**GIVEN EXERCISE:** Can you write out the whole listing exactly?

Stored items
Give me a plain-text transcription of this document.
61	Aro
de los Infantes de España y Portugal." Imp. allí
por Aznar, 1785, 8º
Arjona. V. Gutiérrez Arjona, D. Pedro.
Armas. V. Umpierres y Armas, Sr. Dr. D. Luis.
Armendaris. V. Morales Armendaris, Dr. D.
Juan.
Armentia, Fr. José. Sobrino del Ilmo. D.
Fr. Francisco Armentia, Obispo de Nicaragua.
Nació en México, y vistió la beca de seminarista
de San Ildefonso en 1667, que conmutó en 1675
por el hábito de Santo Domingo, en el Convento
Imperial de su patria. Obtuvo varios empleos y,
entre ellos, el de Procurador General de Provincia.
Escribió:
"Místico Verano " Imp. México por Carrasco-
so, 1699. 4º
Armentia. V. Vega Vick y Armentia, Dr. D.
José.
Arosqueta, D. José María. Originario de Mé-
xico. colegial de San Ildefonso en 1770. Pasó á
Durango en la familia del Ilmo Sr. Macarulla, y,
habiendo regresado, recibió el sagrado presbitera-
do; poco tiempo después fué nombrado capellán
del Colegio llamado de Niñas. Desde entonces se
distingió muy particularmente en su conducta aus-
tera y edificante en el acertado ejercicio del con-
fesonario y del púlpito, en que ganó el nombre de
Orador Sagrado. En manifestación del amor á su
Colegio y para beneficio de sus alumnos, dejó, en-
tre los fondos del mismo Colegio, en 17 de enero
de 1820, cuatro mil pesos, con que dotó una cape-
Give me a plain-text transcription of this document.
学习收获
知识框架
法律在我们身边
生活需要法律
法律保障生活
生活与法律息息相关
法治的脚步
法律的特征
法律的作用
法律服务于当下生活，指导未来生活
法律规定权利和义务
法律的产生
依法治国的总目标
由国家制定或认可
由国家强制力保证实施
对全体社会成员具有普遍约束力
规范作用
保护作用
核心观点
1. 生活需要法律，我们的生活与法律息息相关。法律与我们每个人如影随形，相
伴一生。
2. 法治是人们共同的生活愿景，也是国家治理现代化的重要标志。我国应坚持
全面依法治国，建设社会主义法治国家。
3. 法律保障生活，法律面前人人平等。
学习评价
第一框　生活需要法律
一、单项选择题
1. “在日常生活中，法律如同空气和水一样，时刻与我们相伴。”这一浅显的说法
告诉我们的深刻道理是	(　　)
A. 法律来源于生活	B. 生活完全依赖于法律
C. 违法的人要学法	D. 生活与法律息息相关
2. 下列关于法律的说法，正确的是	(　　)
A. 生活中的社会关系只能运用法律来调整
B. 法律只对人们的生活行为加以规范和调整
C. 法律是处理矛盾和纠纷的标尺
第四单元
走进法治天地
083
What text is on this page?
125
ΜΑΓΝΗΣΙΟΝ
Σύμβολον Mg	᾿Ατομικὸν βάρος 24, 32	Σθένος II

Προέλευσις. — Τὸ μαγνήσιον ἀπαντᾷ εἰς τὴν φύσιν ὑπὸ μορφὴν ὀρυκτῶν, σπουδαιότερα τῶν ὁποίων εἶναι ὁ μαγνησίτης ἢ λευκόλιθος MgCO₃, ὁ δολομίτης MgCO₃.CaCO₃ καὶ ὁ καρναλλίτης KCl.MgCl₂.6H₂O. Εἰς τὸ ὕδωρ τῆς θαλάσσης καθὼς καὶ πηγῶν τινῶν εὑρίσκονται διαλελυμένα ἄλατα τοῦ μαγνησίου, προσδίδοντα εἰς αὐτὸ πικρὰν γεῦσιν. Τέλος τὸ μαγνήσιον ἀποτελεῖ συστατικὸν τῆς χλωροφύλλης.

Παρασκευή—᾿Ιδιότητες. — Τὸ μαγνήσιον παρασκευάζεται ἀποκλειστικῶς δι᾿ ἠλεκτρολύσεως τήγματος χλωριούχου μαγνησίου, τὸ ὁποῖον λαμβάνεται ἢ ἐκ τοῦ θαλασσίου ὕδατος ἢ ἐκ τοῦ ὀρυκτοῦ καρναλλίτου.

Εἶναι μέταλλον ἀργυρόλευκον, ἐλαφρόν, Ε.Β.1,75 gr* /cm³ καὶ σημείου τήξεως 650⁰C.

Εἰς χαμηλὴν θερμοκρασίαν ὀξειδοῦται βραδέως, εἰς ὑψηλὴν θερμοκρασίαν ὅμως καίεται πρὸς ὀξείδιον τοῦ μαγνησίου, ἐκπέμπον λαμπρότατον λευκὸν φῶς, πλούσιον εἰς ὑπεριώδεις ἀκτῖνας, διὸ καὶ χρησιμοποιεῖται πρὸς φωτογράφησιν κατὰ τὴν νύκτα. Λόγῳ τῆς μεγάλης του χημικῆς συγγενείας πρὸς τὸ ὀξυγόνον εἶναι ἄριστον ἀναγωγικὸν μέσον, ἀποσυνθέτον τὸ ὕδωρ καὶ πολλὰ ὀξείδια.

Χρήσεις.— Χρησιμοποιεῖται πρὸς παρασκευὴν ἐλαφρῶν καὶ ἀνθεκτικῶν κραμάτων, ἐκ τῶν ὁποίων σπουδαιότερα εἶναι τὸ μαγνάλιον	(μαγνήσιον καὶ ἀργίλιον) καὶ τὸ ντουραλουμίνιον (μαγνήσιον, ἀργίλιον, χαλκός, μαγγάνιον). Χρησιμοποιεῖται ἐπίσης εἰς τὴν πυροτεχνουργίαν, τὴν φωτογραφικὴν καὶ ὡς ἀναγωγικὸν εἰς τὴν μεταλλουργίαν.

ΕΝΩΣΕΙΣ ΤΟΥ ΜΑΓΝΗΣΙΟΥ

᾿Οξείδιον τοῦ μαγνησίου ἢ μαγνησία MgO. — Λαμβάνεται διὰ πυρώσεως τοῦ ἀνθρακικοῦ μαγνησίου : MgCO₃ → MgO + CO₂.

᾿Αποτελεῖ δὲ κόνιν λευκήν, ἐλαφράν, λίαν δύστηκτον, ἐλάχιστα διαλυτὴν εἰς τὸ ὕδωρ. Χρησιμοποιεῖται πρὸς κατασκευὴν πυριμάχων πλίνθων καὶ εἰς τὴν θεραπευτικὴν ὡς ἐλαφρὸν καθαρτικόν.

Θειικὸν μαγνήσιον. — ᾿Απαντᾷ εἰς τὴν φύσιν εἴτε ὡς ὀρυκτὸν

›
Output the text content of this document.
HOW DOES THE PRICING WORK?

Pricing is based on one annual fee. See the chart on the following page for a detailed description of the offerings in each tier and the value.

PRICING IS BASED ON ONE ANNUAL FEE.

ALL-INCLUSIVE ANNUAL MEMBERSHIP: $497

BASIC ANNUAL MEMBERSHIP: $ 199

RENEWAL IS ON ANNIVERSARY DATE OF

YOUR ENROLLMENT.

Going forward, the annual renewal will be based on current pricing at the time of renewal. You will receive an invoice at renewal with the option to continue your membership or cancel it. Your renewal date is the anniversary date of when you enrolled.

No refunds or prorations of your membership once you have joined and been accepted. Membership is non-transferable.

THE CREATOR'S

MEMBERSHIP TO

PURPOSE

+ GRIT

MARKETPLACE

**EXERCISE ANSWER:**
Give me a plain-text transcription of this document.
61	Aro
de los Infantes de España y Portugal." Imp. allí
por Aznar, 1785, 8º
Arjona. V. Gutiérrez Arjona, D. Pedro.
Armas. V. Umpierres y Armas, Sr. Dr. D. Luis.
Armendaris. V. Morales Armendaris, Dr. D.
Juan.
Armentia, Fr. José. Sobrino del Ilmo. D.
Fr. Francisco Armentia, Obispo de Nicaragua.
Nació en México, y vistió la beca de seminarista
de San Ildefonso en 1667, que conmutó en 1675
por el hábito de Santo Domingo, en el Convento
Imperial de su patria. Obtuvo varios empleos y,
entre ellos, el de Procurador General de Provincia.
Escribió:
"Místico Verano " Imp. México por Carrasco-
so, 1699. 4º
Armentia. V. Vega Vick y Armentia, Dr. D.
José.
Arosqueta, D. José María. Originario de Mé-
xico. colegial de San Ildefonso en 1770. Pasó á
Durango en la familia del Ilmo Sr. Macarulla, y,
habiendo regresado, recibió el sagrado presbitera-
do; poco tiempo después fué nombrado capellán
del Colegio llamado de Niñas. Desde entonces se
distingió muy particularmente en su conducta aus-
tera y edificante en el acertado ejercicio del con-
fesonario y del púlpito, en que ganó el nombre de
Orador Sagrado. En manifestación del amor á su
Colegio y para beneficio de sus alumnos, dejó, en-
tre los fondos del mismo Colegio, en 17 de enero
de 1820, cuatro mil pesos, con que dotó una cape-
Give me a plain-text transcription of this document.
学习收获
知识框架
法律在我们身边
生活需要法律
法律保障生活
生活与法律息息相关
法治的脚步
法律的特征
法律的作用
法律服务于当下生活，指导未来生活
法律规定权利和义务
法律的产生
依法治国的总目标
由国家制定或认可
由国家强制力保证实施
对全体社会成员具有普遍约束力
规范作用
保护作用
核心观点
1. 生活需要法律，我们的生活与法律息息相关。法律与我们每个人如影随形，相
伴一生。
2. 法治是人们共同的生活愿景，也是国家治理现代化的重要标志。我国应坚持
全面依法治国，建设社会主义法治国家。
3. 法律保障生活，法律面前人人平等。
学习评价
第一框　生活需要法律
一、单项选择题
1. “在日常生活中，法律如同空气和水一样，时刻与我们相伴。”这一浅显的说法
告诉我们的深刻道理是	(　　)
A. 法律来源于生活	B. 生活完全依赖于法律
C. 违法的人要学法	D. 生活与法律息息相关
2. 下列关于法律的说法，正确的是	(　　)
A. 生活中的社会关系只能运用法律来调整
B. 法律只对人们的生活行为加以规范和调整
C. 法律是处理矛盾和纠纷的标尺
第四单元
走进法治天地
083
What text is on this page?
125
ΜΑΓΝΗΣΙΟΝ
Σύμβολον Mg	᾿Ατομικὸν βάρος 24, 32	Σθένος II

Προέλευσις. — Τὸ μαγνήσιον ἀπαντᾷ εἰς τὴν φύσιν ὑπὸ μορφὴν ὀρυκτῶν, σπουδαιότερα τῶν ὁποίων εἶναι ὁ μαγνησίτης ἢ λευκόλιθος MgCO₃, ὁ δολομίτης MgCO₃.CaCO₃ καὶ ὁ καρναλλίτης KCl.MgCl₂.6H₂O. Εἰς τὸ ὕδωρ τῆς θαλάσσης καθὼς καὶ πηγῶν τινῶν εὑρίσκονται διαλελυμένα ἄλατα τοῦ μαγνησίου, προσδίδοντα εἰς αὐτὸ πικρὰν γεῦσιν. Τέλος τὸ μαγνήσιον ἀποτελεῖ συστατικὸν τῆς χλωροφύλλης.

Παρασκευή—᾿Ιδιότητες. — Τὸ μαγνήσιον παρασκευάζεται ἀποκλειστικῶς δι᾿ ἠλεκτρολύσεως τήγματος χλωριούχου μαγνησίου, τὸ ὁποῖον λαμβάνεται ἢ ἐκ τοῦ θαλασσίου ὕδατος ἢ ἐκ τοῦ ὀρυκτοῦ καρναλλίτου.

Εἶναι μέταλλον ἀργυρόλευκον, ἐλαφρόν, Ε.Β.1,75 gr* /cm³ καὶ σημείου τήξεως 650⁰C.

Εἰς χαμηλὴν θερμοκρασίαν ὀξειδοῦται βραδέως, εἰς ὑψηλὴν θερμοκρασίαν ὅμως καίεται πρὸς ὀξείδιον τοῦ μαγνησίου, ἐκπέμπον λαμπρότατον λευκὸν φῶς, πλούσιον εἰς ὑπεριώδεις ἀκτῖνας, διὸ καὶ χρησιμοποιεῖται πρὸς φωτογράφησιν κατὰ τὴν νύκτα. Λόγῳ τῆς μεγάλης του χημικῆς συγγενείας πρὸς τὸ ὀξυγόνον εἶναι ἄριστον ἀναγωγικὸν μέσον, ἀποσυνθέτον τὸ ὕδωρ καὶ πολλὰ ὀξείδια.

Χρήσεις.— Χρησιμοποιεῖται πρὸς παρασκευὴν ἐλαφρῶν καὶ ἀνθεκτικῶν κραμάτων, ἐκ τῶν ὁποίων σπουδαιότερα εἶναι τὸ μαγνάλιον	(μαγνήσιον καὶ ἀργίλιον) καὶ τὸ ντουραλουμίνιον (μαγνήσιον, ἀργίλιον, χαλκός, μαγγάνιον). Χρησιμοποιεῖται ἐπίσης εἰς τὴν πυροτεχνουργίαν, τὴν φωτογραφικὴν καὶ ὡς ἀναγωγικὸν εἰς τὴν μεταλλουργίαν.

ΕΝΩΣΕΙΣ ΤΟΥ ΜΑΓΝΗΣΙΟΥ

᾿Οξείδιον τοῦ μαγνησίου ἢ μαγνησία MgO. — Λαμβάνεται διὰ πυρώσεως τοῦ ἀνθρακικοῦ μαγνησίου : MgCO₃ → MgO + CO₂.

᾿Αποτελεῖ δὲ κόνιν λευκήν, ἐλαφράν, λίαν δύστηκτον, ἐλάχιστα διαλυτὴν εἰς τὸ ὕδωρ. Χρησιμοποιεῖται πρὸς κατασκευὴν πυριμάχων πλίνθων καὶ εἰς τὴν θεραπευτικὴν ὡς ἐλαφρὸν καθαρτικόν.

Θειικὸν μαγνήσιον. — ᾿Απαντᾷ εἰς τὴν φύσιν εἴτε ὡς ὀρυκτὸν

›
Output the text content of this document.
HOW DOES THE PRICING WORK?

Pricing is based on one annual fee. See the chart on the following page for a detailed description of the offerings in each tier and the value.

PRICING IS BASED ON ONE ANNUAL FEE.

ALL-INCLUSIVE ANNUAL MEMBERSHIP: $497

BASIC ANNUAL MEMBERSHIP: $ 199

RENEWAL IS ON ANNIVERSARY DATE OF

YOUR ENROLLMENT.

Going forward, the annual renewal will be based on current pricing at the time of renewal. You will receive an invoice at renewal with the option to continue your membership or cancel it. Your renewal date is the anniversary date of when you enrolled.

No refunds or prorations of your membership once you have joined and been accepted. Membership is non-transferable.

THE CREATOR'S

MEMBERSHIP TO

PURPOSE

+ GRIT

MARKETPLACE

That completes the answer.